Raw records:
......
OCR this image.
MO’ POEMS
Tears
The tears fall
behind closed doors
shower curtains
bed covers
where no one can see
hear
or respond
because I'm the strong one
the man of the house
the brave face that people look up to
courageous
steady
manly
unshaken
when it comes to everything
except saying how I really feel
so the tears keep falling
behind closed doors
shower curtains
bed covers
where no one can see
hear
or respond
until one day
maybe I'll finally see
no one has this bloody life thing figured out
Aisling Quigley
......
**Stated exercise**
Return all of the data exactly as it reads.

**Complete answer**
OCR this image.
MO’ POEMS
Tears
The tears fall
behind closed doors
shower curtains
bed covers
where no one can see
hear
or respond
because I'm the strong one
the man of the house
the brave face that people look up to
courageous
steady
manly
unshaken
when it comes to everything
except saying how I really feel
so the tears keep falling
behind closed doors
shower curtains
bed covers
where no one can see
hear
or respond
until one day
maybe I'll finally see
no one has this bloody life thing figured out
Aisling Quigley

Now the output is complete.